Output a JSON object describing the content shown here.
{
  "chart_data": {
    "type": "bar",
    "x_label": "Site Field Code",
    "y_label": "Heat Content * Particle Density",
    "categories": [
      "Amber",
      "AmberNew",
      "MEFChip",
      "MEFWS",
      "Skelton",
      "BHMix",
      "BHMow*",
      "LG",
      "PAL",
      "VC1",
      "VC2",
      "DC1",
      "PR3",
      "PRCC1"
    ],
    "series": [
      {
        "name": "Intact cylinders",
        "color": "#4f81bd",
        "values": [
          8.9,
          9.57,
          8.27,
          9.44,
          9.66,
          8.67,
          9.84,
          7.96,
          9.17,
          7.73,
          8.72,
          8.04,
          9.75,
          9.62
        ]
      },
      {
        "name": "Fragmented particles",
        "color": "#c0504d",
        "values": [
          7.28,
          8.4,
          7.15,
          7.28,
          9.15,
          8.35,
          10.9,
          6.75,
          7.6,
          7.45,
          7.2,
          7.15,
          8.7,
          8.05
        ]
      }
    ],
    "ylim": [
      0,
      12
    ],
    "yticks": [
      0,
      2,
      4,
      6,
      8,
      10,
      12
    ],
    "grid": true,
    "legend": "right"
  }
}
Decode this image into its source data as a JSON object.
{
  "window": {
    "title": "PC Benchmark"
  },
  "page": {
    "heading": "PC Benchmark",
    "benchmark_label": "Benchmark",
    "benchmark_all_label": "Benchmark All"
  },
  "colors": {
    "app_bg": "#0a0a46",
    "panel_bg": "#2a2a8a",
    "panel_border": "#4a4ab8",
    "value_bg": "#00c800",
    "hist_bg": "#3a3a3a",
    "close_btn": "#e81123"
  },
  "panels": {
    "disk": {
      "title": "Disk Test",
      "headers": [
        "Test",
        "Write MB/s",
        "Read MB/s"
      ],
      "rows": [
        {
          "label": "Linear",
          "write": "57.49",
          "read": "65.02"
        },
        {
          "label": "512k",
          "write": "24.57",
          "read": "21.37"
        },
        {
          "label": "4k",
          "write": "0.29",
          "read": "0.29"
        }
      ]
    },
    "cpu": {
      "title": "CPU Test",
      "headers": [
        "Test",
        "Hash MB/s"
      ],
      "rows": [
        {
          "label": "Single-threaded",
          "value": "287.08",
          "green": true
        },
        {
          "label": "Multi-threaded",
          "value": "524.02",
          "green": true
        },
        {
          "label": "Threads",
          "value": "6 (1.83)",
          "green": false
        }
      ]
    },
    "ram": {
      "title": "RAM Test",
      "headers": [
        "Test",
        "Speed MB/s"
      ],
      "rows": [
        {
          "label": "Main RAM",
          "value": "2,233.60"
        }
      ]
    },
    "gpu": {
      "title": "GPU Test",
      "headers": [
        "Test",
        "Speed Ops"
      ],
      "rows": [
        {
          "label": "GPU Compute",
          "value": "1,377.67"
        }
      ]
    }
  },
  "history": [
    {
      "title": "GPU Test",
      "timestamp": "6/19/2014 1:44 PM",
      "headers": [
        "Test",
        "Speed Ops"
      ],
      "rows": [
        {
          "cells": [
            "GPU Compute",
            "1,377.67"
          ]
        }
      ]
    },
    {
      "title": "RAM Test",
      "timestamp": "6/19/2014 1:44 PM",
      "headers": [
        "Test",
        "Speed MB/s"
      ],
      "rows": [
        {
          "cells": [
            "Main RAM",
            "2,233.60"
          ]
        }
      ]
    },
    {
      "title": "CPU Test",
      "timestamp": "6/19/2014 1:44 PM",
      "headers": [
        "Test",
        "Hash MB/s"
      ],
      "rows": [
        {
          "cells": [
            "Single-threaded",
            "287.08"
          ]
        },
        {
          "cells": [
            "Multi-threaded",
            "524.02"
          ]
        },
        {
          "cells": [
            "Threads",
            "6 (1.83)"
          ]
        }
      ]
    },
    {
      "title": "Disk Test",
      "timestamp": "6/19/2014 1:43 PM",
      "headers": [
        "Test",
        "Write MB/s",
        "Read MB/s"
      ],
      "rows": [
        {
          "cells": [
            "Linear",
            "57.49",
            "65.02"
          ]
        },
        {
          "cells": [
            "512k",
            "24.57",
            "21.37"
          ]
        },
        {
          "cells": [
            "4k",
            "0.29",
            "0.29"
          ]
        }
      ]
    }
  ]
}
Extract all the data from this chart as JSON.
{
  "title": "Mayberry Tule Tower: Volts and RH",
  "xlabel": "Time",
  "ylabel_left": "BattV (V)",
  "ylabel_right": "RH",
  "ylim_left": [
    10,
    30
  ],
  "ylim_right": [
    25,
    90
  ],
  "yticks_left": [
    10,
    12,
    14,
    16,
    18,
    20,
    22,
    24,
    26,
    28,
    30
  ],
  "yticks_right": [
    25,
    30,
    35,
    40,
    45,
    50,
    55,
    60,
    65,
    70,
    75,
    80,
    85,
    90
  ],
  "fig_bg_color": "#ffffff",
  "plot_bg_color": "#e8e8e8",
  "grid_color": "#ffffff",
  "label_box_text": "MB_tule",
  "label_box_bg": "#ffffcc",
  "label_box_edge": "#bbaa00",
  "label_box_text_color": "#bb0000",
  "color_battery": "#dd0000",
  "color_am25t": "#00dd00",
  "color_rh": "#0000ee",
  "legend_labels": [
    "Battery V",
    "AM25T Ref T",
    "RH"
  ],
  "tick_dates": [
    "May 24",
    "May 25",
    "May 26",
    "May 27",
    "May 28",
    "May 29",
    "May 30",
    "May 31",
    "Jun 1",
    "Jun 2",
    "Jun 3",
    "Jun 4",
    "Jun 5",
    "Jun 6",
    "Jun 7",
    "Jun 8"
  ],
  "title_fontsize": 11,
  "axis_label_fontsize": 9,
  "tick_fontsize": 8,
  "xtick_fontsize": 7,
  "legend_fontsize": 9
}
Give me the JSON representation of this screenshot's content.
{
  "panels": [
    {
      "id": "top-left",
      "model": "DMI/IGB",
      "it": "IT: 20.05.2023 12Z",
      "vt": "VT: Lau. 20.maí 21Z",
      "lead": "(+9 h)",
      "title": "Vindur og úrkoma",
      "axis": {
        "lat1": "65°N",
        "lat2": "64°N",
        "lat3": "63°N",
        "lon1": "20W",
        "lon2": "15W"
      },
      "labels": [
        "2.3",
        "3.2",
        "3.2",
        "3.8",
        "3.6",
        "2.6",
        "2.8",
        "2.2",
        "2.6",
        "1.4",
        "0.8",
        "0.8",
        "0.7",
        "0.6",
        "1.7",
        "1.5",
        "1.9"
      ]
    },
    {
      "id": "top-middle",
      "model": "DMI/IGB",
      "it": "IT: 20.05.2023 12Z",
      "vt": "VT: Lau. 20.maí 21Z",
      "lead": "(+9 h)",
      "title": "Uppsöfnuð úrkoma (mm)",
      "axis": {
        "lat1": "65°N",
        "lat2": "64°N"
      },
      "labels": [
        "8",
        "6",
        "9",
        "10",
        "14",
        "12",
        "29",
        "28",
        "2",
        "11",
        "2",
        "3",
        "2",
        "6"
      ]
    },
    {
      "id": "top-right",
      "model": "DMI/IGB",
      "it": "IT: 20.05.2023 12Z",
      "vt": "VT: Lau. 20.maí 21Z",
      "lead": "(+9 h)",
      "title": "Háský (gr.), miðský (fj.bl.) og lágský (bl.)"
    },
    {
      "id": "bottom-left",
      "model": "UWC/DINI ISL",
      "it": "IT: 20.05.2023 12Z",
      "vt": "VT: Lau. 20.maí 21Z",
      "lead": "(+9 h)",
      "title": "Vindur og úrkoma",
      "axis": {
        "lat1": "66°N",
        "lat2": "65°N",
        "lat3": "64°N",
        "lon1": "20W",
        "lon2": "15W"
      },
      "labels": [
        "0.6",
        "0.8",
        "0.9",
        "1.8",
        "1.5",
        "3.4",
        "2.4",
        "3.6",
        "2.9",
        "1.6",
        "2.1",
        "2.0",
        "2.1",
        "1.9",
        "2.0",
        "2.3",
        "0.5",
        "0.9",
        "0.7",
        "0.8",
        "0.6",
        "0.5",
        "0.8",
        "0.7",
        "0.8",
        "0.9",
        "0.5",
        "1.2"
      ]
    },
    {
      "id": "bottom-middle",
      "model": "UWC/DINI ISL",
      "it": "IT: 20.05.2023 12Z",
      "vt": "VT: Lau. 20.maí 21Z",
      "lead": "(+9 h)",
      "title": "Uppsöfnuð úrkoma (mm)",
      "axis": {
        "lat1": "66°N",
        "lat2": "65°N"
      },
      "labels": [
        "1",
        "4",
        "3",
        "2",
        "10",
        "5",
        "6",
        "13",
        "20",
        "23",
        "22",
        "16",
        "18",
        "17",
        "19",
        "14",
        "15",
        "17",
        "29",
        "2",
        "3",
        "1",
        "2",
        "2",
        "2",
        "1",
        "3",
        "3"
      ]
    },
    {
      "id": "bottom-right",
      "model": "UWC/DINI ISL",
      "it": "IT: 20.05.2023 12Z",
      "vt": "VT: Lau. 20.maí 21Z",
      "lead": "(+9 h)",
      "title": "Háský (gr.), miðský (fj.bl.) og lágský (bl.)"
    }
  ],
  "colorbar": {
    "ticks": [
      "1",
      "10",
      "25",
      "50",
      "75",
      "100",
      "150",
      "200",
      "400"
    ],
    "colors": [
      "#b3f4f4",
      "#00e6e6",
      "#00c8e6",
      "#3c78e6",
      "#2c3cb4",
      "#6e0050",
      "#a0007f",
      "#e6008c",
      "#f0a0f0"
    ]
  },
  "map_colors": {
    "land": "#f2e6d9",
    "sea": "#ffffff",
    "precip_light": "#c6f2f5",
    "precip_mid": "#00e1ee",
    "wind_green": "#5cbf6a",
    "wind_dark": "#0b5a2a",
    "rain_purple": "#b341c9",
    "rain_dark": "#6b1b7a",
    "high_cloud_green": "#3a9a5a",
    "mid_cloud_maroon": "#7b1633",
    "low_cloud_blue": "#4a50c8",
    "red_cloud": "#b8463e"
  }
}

Work to complete
Reproduce every line from the entries that holds the word "threaded".

Solution for this task
          "label": "Single-threaded",
          "label": "Multi-threaded",
            "Single-threaded",
            "Multi-threaded",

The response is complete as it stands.